Task instructions: Select every line containing the word "ylabel" from the material, and copy those lines.

Task inputs:
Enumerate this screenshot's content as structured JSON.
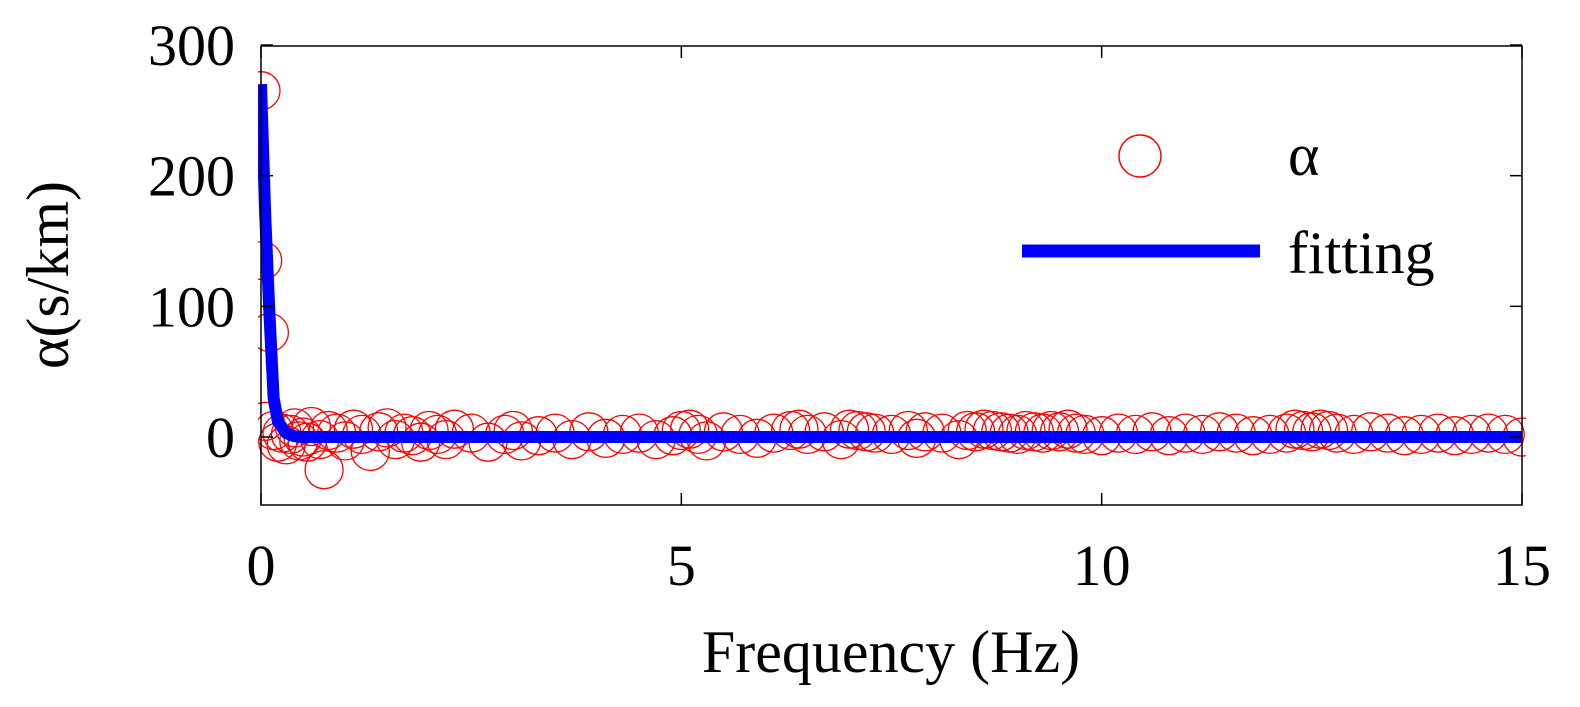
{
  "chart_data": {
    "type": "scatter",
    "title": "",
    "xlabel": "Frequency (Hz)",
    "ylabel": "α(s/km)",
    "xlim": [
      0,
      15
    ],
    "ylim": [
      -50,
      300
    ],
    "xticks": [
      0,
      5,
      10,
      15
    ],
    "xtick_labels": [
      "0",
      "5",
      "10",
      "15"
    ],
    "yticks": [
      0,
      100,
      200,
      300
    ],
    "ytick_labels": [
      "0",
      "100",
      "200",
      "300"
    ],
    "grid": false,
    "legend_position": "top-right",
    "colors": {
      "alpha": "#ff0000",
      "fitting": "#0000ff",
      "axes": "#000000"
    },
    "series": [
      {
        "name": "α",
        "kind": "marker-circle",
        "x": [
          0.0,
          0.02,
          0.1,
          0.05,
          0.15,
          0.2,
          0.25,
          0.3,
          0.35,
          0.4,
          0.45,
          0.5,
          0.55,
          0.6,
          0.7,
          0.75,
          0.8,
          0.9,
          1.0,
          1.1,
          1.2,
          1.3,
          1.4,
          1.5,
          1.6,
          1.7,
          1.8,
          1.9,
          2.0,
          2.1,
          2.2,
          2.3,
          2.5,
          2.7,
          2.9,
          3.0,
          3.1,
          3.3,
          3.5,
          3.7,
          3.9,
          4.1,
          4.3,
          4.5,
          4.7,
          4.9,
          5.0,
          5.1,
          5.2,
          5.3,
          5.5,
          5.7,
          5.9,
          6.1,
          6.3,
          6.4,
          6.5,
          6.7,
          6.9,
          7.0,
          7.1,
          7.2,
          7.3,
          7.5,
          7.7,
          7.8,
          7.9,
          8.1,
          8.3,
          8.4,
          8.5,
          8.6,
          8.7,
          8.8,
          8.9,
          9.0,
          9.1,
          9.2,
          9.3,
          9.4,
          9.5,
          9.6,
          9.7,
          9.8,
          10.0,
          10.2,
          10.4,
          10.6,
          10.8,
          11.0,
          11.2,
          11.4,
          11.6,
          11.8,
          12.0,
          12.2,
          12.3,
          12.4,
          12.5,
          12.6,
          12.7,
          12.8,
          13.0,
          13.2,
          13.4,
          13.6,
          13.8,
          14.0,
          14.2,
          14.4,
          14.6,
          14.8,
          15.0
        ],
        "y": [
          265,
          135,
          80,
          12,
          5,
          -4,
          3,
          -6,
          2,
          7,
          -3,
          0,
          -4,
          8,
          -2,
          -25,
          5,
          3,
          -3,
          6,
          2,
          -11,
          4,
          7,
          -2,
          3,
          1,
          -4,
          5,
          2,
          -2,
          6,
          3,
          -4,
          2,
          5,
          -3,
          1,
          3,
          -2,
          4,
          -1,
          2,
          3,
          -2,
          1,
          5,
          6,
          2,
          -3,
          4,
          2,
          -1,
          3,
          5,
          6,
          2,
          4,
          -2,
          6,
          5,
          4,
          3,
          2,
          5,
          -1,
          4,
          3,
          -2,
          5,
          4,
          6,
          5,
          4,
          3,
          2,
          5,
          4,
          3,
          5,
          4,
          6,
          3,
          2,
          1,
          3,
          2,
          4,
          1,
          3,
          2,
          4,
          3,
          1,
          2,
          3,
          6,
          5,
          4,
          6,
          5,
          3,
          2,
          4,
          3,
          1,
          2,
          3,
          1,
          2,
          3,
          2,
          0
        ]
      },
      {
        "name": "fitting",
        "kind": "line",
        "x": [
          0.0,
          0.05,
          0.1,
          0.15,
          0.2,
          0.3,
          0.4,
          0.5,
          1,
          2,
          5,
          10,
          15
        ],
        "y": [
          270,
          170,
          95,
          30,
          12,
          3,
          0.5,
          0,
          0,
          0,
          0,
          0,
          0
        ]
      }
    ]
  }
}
--
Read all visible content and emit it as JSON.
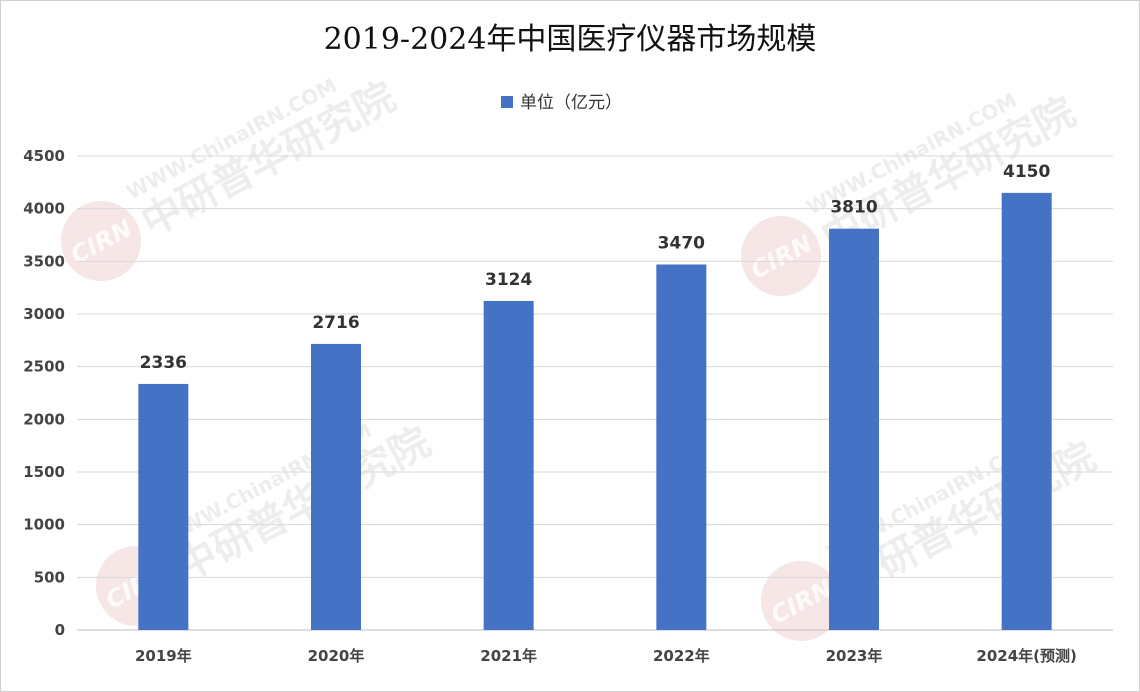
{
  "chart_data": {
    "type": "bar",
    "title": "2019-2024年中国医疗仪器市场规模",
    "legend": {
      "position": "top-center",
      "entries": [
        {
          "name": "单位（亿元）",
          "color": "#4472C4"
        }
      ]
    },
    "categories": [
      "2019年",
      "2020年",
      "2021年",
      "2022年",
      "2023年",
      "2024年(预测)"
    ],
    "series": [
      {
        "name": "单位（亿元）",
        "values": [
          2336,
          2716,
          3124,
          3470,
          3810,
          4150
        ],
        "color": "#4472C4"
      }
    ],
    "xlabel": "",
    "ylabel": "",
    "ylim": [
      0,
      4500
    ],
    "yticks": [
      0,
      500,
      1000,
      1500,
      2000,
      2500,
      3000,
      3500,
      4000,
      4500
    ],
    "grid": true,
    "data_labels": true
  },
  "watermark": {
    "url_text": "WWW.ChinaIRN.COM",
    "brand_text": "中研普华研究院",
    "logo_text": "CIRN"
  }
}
---
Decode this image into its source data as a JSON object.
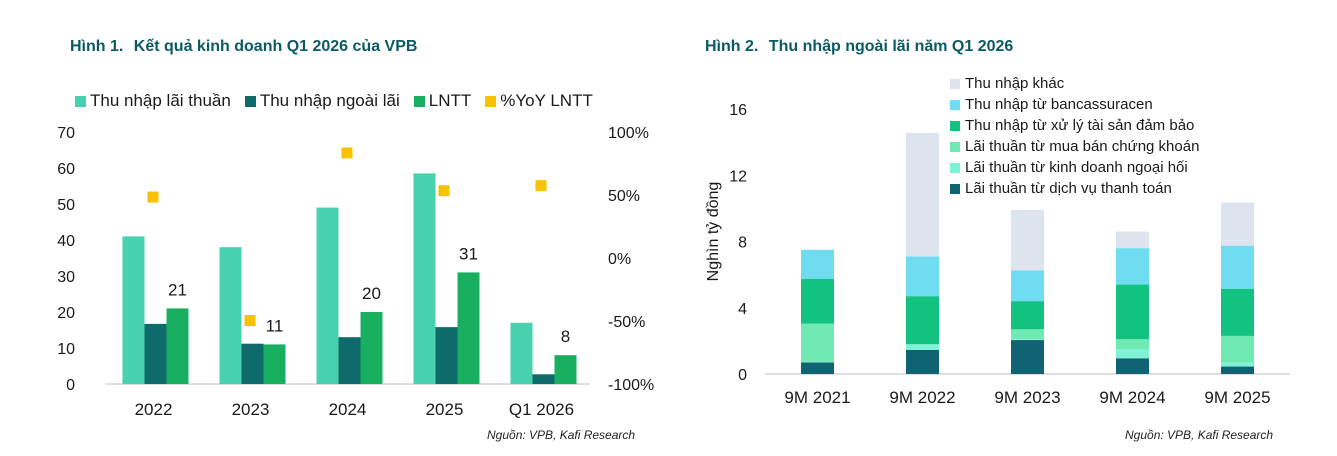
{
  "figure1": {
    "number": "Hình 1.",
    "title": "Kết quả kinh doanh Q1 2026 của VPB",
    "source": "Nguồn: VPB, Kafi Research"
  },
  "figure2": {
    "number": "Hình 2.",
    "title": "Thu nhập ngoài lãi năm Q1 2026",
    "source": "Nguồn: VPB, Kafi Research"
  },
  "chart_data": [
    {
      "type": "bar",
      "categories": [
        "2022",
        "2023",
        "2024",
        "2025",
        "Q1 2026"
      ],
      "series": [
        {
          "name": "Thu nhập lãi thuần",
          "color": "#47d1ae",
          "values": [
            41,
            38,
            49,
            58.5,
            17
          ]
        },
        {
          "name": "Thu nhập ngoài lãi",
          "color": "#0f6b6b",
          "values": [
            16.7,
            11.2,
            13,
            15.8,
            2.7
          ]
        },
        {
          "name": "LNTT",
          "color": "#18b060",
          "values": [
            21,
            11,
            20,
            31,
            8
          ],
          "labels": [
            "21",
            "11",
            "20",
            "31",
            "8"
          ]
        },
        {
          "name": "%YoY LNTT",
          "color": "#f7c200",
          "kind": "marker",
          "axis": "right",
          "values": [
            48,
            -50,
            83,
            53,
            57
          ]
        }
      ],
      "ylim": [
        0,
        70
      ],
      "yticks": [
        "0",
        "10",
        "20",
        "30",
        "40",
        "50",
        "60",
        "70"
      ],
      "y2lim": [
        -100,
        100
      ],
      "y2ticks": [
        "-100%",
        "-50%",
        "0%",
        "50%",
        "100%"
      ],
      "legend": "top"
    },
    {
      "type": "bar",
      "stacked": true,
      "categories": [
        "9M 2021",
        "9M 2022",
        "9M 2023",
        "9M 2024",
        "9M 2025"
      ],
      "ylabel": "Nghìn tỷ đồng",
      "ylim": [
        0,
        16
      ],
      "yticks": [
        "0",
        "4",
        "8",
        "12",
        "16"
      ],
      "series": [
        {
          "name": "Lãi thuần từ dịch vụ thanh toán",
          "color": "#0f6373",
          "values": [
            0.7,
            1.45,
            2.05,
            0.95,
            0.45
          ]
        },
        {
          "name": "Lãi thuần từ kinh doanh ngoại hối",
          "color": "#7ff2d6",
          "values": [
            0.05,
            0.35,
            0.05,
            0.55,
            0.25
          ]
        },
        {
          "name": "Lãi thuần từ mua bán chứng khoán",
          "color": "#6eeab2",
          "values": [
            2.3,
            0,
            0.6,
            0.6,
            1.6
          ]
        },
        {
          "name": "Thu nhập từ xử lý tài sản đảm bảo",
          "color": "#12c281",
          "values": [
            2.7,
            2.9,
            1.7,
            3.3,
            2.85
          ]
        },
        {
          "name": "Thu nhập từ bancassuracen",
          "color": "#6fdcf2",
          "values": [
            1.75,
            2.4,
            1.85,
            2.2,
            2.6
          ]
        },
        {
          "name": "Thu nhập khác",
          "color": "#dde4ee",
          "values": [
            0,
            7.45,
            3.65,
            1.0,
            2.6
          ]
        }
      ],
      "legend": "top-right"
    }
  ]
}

Exercise output:
    "ylabel": "α(s/km)",
    "ylabel": "",
      "ylabel": "Nghìn tỷ đồng",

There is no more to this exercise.